(Records that describe figures)

+---+

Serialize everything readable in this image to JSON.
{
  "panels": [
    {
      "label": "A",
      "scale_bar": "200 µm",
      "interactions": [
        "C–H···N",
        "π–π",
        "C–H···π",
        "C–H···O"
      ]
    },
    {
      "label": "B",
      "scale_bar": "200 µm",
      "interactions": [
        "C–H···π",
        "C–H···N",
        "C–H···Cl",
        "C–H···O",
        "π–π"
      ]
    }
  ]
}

+---+

▸ **Challenge**
Retype all of the material, keeping each line exact.

▸ **Exercise output**
Serialize everything readable in this image to JSON.
{
  "panels": [
    {
      "label": "A",
      "scale_bar": "200 µm",
      "interactions": [
        "C–H···N",
        "π–π",
        "C–H···π",
        "C–H···O"
      ]
    },
    {
      "label": "B",
      "scale_bar": "200 µm",
      "interactions": [
        "C–H···π",
        "C–H···N",
        "C–H···Cl",
        "C–H···O",
        "π–π"
      ]
    }
  ]
}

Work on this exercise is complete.